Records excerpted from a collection
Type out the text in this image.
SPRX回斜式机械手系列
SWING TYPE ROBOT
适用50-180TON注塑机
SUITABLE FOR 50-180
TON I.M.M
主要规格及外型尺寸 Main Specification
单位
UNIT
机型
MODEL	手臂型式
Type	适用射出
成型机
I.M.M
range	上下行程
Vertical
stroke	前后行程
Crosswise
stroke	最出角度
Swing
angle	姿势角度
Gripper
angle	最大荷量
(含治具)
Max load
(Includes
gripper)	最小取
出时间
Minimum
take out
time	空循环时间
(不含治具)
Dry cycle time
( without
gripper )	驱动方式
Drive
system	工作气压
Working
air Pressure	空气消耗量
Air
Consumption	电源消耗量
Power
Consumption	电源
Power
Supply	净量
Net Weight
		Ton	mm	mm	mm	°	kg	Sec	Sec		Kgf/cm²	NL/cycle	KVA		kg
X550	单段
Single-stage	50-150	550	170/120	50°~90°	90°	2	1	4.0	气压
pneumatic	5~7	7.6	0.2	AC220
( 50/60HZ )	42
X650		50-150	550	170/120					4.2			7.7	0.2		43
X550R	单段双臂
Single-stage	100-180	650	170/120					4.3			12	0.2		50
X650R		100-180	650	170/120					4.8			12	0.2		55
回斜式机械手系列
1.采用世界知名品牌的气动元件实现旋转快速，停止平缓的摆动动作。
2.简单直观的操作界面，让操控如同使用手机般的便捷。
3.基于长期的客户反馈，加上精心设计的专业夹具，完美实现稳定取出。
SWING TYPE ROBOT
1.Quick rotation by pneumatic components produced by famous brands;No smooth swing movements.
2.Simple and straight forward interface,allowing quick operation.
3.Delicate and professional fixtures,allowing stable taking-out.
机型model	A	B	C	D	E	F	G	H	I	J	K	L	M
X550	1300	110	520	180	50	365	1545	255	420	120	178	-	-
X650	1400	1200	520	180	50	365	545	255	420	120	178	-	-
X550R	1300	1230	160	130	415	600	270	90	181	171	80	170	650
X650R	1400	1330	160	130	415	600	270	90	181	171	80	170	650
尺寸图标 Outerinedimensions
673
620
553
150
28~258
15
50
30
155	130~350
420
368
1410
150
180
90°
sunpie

--

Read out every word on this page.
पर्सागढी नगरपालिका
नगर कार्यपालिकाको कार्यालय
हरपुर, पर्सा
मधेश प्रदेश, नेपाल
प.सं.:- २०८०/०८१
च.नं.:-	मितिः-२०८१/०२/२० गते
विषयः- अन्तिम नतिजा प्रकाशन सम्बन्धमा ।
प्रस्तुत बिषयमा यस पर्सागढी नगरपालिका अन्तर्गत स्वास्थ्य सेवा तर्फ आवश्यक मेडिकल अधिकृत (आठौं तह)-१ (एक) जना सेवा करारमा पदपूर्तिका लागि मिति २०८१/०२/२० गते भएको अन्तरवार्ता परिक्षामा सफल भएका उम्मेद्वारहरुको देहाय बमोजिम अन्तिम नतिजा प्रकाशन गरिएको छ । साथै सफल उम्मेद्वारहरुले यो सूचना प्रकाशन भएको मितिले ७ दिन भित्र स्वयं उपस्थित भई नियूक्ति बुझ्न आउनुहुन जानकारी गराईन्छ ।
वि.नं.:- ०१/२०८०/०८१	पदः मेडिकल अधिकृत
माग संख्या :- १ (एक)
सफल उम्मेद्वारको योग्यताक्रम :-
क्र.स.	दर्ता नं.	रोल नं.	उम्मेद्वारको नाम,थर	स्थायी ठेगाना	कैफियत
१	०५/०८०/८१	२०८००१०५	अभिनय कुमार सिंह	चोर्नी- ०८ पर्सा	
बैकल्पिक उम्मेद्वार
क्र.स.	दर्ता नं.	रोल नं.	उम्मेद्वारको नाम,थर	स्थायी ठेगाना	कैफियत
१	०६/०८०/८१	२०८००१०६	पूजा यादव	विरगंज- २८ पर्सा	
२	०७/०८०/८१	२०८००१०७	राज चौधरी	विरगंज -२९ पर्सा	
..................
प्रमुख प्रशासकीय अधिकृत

# Task to carry out
Within the listing above, copy each line that has the string "cycle".

# Task output
Dry cycle time
		Ton	mm	mm	mm	°	kg	Sec	Sec		Kgf/cm²	NL/cycle	KVA		kg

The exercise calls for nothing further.